→ **WORK INSTRUCTIONS**: Can you find the lines of the listing that include "proof" and copy every one?
>> BEGIN EXERCISE INPUT
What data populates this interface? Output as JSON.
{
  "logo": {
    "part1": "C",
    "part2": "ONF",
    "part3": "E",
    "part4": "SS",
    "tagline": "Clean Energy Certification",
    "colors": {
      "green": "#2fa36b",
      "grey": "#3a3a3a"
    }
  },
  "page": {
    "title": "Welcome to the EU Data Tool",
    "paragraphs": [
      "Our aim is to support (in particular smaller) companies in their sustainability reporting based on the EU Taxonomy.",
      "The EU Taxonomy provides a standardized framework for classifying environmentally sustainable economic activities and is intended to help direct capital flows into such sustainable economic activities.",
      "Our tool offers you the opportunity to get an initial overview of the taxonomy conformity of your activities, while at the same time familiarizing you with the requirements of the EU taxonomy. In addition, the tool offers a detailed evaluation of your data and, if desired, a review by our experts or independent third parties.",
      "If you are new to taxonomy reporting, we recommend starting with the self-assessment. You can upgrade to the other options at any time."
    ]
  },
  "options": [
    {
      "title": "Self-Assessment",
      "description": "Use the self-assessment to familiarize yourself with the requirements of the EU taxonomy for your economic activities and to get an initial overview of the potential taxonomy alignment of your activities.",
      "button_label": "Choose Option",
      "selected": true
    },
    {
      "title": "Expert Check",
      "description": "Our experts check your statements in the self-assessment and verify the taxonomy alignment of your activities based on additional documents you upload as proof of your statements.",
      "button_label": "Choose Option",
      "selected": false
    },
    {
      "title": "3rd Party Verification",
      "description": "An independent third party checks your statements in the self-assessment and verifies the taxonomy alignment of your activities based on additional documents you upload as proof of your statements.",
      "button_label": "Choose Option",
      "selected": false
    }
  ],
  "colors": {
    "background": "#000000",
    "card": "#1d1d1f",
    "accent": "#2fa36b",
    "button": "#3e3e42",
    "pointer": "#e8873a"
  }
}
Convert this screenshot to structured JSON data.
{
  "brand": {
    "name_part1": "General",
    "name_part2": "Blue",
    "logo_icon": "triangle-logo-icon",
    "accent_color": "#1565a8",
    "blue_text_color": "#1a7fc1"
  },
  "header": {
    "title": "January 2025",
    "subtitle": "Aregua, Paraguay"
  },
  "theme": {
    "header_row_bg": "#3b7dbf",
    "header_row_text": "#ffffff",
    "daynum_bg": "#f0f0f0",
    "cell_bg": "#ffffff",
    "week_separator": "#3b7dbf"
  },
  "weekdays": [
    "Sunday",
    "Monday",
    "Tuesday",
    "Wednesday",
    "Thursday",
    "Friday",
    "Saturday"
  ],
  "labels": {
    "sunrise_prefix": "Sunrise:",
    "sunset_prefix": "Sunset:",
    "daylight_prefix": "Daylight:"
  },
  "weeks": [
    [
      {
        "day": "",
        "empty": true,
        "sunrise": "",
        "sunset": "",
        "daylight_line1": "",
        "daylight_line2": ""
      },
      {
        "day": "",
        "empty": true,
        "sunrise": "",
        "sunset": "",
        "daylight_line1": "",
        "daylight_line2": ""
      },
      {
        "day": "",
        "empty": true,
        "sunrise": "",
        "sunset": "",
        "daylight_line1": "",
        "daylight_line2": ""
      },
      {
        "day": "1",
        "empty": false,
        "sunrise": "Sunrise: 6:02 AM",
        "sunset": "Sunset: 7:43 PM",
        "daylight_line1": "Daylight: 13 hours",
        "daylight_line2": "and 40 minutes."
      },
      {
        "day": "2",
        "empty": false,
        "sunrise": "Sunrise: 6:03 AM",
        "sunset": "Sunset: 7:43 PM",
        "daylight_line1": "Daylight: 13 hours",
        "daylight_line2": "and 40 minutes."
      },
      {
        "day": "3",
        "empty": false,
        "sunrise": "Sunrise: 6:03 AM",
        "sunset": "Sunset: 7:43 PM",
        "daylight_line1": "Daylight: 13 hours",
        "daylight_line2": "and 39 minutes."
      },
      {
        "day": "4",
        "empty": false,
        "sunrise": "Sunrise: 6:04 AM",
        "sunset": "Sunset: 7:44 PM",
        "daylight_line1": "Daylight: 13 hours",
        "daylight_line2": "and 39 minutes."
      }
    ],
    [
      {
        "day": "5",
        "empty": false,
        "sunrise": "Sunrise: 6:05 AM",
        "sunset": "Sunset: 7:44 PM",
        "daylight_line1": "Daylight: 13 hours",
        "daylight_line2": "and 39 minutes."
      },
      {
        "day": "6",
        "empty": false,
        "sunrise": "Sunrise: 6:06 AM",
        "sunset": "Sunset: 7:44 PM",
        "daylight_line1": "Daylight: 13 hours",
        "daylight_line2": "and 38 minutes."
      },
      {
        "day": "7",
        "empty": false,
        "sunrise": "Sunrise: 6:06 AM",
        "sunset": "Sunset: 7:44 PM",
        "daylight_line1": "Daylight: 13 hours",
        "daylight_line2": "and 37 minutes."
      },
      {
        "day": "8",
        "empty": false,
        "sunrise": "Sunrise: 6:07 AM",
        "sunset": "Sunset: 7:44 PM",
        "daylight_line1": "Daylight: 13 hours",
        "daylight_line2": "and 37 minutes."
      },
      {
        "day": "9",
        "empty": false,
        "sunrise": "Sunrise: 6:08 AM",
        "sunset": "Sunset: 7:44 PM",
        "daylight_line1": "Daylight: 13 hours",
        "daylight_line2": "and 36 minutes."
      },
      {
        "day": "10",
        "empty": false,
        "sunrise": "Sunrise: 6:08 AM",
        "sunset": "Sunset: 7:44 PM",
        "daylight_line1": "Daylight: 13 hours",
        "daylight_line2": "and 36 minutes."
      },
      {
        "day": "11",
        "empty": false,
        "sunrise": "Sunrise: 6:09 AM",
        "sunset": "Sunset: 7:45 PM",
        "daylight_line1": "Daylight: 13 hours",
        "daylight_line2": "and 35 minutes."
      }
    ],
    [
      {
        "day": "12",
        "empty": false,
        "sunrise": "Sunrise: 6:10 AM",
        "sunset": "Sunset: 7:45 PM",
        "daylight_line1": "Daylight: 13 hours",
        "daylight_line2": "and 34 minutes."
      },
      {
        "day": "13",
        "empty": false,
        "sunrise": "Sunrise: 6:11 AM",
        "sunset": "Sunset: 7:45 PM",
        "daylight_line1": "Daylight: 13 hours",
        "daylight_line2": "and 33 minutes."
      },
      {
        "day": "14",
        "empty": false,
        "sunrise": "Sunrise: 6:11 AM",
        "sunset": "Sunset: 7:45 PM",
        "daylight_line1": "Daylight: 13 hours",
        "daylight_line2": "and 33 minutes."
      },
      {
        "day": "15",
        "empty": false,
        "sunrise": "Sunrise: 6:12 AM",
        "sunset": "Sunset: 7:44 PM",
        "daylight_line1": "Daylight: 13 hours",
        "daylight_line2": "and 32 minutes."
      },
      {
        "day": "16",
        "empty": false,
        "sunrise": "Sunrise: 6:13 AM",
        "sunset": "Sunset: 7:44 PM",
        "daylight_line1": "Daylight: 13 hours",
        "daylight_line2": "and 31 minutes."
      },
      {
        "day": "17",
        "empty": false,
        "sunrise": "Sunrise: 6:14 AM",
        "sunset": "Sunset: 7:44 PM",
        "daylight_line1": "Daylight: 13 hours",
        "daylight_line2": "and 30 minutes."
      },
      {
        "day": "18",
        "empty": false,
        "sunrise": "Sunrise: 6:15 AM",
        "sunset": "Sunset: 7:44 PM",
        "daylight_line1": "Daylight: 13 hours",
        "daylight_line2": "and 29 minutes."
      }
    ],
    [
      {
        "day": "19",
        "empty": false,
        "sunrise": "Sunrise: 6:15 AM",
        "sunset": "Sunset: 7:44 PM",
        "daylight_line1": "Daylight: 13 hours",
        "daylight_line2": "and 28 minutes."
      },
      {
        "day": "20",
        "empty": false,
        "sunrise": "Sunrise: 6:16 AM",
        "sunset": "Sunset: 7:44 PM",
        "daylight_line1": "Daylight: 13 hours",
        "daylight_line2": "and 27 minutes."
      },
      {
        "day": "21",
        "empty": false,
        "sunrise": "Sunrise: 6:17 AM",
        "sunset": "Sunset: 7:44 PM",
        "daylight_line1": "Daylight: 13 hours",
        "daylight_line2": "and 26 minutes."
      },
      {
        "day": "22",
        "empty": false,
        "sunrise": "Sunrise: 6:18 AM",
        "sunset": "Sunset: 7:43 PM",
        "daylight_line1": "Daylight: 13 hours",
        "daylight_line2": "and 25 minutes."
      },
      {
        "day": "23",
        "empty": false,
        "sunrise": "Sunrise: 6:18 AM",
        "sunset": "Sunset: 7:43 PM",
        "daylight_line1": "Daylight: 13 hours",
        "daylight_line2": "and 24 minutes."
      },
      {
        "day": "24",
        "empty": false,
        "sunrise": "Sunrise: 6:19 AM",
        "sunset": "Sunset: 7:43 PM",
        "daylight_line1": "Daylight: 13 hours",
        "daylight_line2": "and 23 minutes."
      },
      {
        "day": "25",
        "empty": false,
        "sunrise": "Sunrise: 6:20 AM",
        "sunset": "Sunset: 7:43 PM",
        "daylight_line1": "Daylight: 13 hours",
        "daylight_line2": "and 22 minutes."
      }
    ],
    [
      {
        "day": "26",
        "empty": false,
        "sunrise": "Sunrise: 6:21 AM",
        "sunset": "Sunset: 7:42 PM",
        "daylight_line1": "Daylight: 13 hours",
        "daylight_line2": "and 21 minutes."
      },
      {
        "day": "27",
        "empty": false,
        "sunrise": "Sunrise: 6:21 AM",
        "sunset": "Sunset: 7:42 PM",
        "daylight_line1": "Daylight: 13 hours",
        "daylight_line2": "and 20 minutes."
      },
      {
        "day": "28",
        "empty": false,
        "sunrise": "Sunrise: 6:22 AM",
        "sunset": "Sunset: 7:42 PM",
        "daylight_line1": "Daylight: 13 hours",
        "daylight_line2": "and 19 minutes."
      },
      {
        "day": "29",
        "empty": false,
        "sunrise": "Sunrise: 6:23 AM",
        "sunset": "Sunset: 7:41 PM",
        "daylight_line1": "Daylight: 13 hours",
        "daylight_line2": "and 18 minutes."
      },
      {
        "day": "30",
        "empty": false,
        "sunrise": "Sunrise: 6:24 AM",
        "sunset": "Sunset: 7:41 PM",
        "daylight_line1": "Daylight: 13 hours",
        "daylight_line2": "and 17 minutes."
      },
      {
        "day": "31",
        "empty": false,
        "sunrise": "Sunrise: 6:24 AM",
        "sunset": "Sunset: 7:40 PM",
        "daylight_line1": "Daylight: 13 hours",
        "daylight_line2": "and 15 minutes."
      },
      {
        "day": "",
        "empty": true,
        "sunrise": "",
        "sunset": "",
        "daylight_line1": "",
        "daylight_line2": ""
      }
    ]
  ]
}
>> END EXERCISE INPUT
→ **THE REPLY**:
      "description": "Our experts check your statements in the self-assessment and verify the taxonomy alignment of your activities based on additional documents you upload as proof of your statements.",
      "description": "An independent third party checks your statements in the self-assessment and verifies the taxonomy alignment of your activities based on additional documents you upload as proof of your statements.",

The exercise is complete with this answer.